Given instruction
Write out the data again in full, exactly as it reads.
— begin Records for the task —
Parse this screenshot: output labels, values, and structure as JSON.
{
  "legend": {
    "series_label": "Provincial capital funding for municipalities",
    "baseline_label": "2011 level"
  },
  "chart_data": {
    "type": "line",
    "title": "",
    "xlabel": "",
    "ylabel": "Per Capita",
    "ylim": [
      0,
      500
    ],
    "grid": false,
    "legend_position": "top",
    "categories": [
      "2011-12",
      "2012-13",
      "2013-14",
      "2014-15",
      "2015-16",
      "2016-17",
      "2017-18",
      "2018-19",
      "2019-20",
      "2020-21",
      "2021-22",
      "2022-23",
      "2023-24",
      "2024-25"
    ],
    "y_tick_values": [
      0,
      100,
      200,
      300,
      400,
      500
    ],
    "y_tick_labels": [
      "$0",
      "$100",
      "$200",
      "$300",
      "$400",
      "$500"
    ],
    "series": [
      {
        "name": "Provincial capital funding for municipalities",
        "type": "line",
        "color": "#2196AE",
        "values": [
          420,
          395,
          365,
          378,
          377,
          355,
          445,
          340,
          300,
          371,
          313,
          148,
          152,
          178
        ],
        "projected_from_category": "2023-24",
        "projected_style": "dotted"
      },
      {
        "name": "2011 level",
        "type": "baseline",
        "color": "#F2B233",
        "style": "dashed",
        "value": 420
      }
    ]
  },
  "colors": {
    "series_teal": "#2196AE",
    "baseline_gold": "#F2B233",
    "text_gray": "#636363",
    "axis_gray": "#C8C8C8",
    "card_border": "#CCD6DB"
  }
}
— end Records for the task —
Full response
Parse this screenshot: output labels, values, and structure as JSON.
{
  "legend": {
    "series_label": "Provincial capital funding for municipalities",
    "baseline_label": "2011 level"
  },
  "chart_data": {
    "type": "line",
    "title": "",
    "xlabel": "",
    "ylabel": "Per Capita",
    "ylim": [
      0,
      500
    ],
    "grid": false,
    "legend_position": "top",
    "categories": [
      "2011-12",
      "2012-13",
      "2013-14",
      "2014-15",
      "2015-16",
      "2016-17",
      "2017-18",
      "2018-19",
      "2019-20",
      "2020-21",
      "2021-22",
      "2022-23",
      "2023-24",
      "2024-25"
    ],
    "y_tick_values": [
      0,
      100,
      200,
      300,
      400,
      500
    ],
    "y_tick_labels": [
      "$0",
      "$100",
      "$200",
      "$300",
      "$400",
      "$500"
    ],
    "series": [
      {
        "name": "Provincial capital funding for municipalities",
        "type": "line",
        "color": "#2196AE",
        "values": [
          420,
          395,
          365,
          378,
          377,
          355,
          445,
          340,
          300,
          371,
          313,
          148,
          152,
          178
        ],
        "projected_from_category": "2023-24",
        "projected_style": "dotted"
      },
      {
        "name": "2011 level",
        "type": "baseline",
        "color": "#F2B233",
        "style": "dashed",
        "value": 420
      }
    ]
  },
  "colors": {
    "series_teal": "#2196AE",
    "baseline_gold": "#F2B233",
    "text_gray": "#636363",
    "axis_gray": "#C8C8C8",
    "card_border": "#CCD6DB"
  }
}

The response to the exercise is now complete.